* _What to do_: Select from the data all lines with the word "ylabel".

──────── Exercise data

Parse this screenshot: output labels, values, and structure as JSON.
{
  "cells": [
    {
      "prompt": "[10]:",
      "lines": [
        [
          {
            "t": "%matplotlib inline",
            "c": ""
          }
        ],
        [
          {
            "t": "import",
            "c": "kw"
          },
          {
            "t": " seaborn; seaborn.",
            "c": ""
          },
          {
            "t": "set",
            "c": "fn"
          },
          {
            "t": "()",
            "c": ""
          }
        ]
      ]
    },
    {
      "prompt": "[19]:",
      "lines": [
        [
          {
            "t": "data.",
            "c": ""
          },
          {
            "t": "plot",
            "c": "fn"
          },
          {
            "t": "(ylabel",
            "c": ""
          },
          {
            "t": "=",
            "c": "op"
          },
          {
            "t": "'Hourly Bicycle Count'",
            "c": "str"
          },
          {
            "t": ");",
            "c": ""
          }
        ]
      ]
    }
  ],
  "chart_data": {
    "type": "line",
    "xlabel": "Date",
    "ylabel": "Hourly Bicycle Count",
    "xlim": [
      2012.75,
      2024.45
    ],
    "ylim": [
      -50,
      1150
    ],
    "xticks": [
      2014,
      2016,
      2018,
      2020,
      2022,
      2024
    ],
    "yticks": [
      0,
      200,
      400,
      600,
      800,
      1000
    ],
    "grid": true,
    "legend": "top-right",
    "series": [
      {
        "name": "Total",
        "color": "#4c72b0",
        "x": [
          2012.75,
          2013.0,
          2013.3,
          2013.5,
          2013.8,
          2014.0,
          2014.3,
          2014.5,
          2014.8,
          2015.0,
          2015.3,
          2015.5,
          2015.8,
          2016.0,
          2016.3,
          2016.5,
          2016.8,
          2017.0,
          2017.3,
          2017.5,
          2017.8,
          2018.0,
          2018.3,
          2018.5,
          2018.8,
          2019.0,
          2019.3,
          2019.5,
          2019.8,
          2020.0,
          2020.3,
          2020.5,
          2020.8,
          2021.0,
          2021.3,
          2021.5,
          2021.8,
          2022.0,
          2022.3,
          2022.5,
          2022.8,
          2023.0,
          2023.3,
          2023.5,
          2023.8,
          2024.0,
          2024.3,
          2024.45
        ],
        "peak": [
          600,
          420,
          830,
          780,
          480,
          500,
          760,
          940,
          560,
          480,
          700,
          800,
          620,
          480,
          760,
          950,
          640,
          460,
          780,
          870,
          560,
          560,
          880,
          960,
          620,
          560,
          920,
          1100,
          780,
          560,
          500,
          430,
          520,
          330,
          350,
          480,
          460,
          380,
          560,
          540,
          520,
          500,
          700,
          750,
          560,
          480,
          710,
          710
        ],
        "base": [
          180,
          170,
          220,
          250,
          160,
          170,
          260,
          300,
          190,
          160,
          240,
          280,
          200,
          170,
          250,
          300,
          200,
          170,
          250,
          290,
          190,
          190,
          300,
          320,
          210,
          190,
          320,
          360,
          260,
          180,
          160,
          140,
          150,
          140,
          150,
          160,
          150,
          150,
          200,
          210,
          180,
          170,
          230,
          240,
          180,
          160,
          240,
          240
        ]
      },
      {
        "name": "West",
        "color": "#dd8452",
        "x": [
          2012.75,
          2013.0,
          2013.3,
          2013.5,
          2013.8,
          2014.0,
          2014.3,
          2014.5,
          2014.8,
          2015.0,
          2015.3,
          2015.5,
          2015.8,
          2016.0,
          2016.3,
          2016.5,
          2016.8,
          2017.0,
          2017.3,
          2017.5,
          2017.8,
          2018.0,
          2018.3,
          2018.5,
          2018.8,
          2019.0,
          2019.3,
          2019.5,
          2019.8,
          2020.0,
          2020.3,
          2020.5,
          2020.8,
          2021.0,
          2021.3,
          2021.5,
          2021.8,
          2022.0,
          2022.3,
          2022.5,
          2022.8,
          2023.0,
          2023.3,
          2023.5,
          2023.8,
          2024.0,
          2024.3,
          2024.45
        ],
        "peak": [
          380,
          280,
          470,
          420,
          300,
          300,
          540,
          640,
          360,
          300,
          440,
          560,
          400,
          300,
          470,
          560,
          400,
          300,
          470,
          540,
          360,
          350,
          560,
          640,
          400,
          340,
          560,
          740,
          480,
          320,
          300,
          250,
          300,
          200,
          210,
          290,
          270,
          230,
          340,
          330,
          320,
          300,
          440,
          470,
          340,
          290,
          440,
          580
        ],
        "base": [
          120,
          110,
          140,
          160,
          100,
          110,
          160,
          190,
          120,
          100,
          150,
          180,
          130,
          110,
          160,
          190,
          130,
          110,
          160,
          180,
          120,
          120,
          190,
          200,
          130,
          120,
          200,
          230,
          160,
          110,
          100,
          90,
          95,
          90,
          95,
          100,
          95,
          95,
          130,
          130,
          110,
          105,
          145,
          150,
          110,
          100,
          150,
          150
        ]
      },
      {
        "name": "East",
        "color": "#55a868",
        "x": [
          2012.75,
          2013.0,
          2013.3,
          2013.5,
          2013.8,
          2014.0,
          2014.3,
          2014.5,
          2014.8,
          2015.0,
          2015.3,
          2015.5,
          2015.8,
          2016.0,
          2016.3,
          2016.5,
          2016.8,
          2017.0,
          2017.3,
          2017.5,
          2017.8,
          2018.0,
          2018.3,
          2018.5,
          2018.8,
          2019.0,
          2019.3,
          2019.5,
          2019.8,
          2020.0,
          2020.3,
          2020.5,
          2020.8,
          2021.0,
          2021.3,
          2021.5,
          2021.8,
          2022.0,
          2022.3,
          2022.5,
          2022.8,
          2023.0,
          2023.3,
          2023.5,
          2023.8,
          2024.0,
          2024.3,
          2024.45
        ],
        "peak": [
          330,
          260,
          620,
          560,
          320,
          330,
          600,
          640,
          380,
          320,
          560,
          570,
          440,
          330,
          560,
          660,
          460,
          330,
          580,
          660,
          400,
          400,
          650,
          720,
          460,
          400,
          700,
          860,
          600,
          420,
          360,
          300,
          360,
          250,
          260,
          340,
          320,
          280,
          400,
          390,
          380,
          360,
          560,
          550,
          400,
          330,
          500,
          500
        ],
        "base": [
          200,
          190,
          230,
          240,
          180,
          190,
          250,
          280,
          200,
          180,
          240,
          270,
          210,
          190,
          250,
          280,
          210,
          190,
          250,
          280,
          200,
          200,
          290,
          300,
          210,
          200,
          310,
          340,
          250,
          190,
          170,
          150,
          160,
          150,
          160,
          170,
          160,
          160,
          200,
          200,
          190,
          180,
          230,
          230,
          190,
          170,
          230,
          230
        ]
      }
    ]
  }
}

────────────────

* _Task response_:
            "t": "(ylabel",
    "ylabel": "Hourly Bicycle Count",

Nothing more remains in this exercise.